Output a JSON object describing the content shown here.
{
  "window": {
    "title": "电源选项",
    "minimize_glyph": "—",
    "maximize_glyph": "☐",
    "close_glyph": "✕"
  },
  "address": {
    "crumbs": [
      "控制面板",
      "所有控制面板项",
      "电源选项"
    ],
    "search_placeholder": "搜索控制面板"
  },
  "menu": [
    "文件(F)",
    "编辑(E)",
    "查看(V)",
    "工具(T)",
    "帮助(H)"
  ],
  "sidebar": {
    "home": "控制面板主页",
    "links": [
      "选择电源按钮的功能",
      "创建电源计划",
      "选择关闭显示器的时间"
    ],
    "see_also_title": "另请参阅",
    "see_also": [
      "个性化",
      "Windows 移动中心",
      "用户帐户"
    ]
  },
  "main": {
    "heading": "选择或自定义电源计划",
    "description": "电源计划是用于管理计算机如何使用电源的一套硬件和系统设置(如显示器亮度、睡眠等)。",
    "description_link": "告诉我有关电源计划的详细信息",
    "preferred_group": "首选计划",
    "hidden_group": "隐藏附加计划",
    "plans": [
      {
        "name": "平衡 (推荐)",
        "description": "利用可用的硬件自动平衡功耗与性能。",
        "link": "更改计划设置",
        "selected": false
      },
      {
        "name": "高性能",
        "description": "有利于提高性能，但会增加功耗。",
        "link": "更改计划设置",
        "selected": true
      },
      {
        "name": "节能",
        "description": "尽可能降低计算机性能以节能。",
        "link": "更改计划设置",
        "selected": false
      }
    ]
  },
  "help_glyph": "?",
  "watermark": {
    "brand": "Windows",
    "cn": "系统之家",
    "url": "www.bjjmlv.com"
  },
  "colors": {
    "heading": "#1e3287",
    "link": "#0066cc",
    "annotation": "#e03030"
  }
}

* * *

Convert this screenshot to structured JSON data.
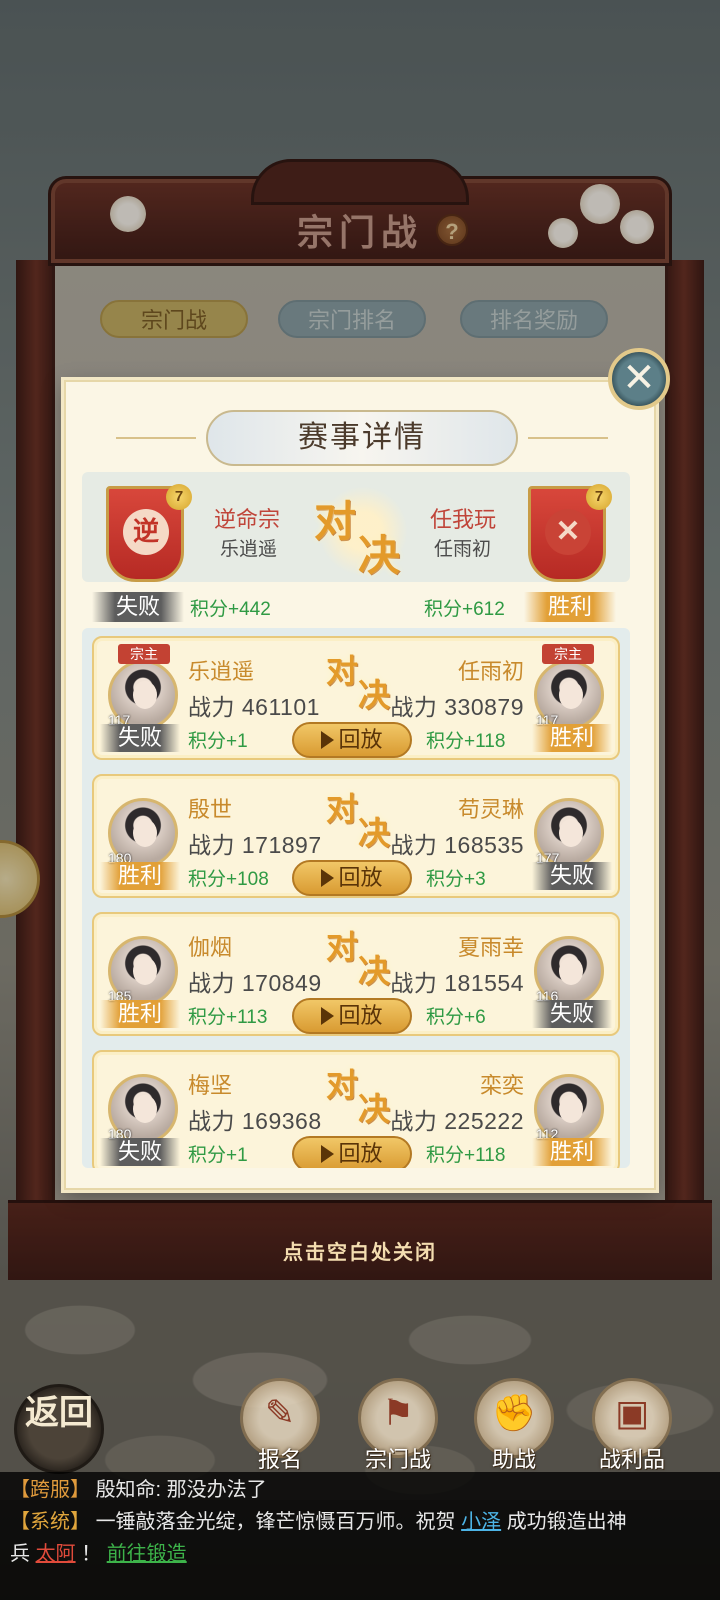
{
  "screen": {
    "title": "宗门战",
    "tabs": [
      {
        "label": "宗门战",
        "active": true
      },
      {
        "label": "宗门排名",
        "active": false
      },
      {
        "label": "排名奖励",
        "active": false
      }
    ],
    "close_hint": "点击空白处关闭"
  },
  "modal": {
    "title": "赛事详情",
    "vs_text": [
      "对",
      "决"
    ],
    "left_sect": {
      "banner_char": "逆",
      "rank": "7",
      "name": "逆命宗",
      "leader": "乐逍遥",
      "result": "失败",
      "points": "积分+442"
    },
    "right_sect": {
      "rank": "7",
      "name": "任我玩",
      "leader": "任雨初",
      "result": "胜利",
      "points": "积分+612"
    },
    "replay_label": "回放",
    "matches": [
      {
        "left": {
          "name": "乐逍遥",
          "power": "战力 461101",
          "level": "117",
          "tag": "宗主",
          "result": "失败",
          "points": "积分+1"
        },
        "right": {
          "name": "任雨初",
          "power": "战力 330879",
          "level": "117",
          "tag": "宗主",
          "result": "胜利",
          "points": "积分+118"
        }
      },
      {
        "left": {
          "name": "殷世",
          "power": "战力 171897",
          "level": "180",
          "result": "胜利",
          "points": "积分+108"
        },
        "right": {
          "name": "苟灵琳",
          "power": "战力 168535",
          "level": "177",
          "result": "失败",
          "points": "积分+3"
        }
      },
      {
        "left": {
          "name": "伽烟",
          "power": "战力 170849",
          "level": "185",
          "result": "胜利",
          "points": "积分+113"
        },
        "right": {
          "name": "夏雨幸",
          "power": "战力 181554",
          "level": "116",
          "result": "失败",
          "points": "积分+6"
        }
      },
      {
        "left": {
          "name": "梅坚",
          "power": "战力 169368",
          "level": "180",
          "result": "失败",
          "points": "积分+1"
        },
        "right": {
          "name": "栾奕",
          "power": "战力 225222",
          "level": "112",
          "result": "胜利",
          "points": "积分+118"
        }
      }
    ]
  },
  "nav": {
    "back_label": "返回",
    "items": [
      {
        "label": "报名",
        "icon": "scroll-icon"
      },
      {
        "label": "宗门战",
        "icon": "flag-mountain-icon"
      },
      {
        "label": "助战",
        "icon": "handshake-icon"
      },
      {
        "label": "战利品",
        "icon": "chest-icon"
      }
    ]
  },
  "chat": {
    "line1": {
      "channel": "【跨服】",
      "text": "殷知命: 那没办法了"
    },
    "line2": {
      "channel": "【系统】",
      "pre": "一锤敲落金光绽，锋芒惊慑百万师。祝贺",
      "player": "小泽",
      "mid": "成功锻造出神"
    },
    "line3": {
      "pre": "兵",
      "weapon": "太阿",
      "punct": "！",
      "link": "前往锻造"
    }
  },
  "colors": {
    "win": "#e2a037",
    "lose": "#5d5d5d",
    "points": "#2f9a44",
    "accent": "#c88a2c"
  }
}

What is needed - List each line of the records that holds the string "points".

Finished answer -
      "points": "积分+442"
      "points": "积分+612"
          "points": "积分+1"
          "points": "积分+118"
          "points": "积分+108"
          "points": "积分+3"
          "points": "积分+113"
          "points": "积分+6"
          "points": "积分+1"
          "points": "积分+118"
    "points": "#2f9a44",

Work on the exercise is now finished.